** Begin The records **

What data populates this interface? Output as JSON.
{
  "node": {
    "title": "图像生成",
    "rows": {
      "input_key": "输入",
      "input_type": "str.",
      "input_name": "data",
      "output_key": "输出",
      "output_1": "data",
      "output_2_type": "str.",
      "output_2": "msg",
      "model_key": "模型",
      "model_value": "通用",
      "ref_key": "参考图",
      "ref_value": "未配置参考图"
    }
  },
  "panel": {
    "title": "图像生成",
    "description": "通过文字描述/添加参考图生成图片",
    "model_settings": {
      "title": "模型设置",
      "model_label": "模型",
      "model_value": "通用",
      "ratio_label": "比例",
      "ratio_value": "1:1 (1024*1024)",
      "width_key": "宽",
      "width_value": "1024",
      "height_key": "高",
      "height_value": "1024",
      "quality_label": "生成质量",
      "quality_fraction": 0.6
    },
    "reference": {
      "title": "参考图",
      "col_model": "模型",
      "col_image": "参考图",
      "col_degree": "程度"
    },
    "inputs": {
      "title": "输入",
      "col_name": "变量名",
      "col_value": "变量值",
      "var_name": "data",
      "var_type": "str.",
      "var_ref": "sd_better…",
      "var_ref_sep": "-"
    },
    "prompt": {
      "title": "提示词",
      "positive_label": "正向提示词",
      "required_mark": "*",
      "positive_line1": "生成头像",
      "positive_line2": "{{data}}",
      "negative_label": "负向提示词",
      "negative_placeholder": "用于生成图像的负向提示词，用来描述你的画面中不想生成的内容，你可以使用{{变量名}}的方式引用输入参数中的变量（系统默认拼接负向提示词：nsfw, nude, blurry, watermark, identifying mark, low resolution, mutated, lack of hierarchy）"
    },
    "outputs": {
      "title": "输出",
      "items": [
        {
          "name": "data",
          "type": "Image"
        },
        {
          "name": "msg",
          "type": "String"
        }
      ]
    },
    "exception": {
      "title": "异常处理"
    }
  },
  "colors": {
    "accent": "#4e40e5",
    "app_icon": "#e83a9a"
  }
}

** End The records **

## [Work to do]
Make a verbatim copy of every entry shown above.

## [Solution to this exercise]
What data populates this interface? Output as JSON.
{
  "node": {
    "title": "图像生成",
    "rows": {
      "input_key": "输入",
      "input_type": "str.",
      "input_name": "data",
      "output_key": "输出",
      "output_1": "data",
      "output_2_type": "str.",
      "output_2": "msg",
      "model_key": "模型",
      "model_value": "通用",
      "ref_key": "参考图",
      "ref_value": "未配置参考图"
    }
  },
  "panel": {
    "title": "图像生成",
    "description": "通过文字描述/添加参考图生成图片",
    "model_settings": {
      "title": "模型设置",
      "model_label": "模型",
      "model_value": "通用",
      "ratio_label": "比例",
      "ratio_value": "1:1 (1024*1024)",
      "width_key": "宽",
      "width_value": "1024",
      "height_key": "高",
      "height_value": "1024",
      "quality_label": "生成质量",
      "quality_fraction": 0.6
    },
    "reference": {
      "title": "参考图",
      "col_model": "模型",
      "col_image": "参考图",
      "col_degree": "程度"
    },
    "inputs": {
      "title": "输入",
      "col_name": "变量名",
      "col_value": "变量值",
      "var_name": "data",
      "var_type": "str.",
      "var_ref": "sd_better…",
      "var_ref_sep": "-"
    },
    "prompt": {
      "title": "提示词",
      "positive_label": "正向提示词",
      "required_mark": "*",
      "positive_line1": "生成头像",
      "positive_line2": "{{data}}",
      "negative_label": "负向提示词",
      "negative_placeholder": "用于生成图像的负向提示词，用来描述你的画面中不想生成的内容，你可以使用{{变量名}}的方式引用输入参数中的变量（系统默认拼接负向提示词：nsfw, nude, blurry, watermark, identifying mark, low resolution, mutated, lack of hierarchy）"
    },
    "outputs": {
      "title": "输出",
      "items": [
        {
          "name": "data",
          "type": "Image"
        },
        {
          "name": "msg",
          "type": "String"
        }
      ]
    },
    "exception": {
      "title": "异常处理"
    }
  },
  "colors": {
    "accent": "#4e40e5",
    "app_icon": "#e83a9a"
  }
}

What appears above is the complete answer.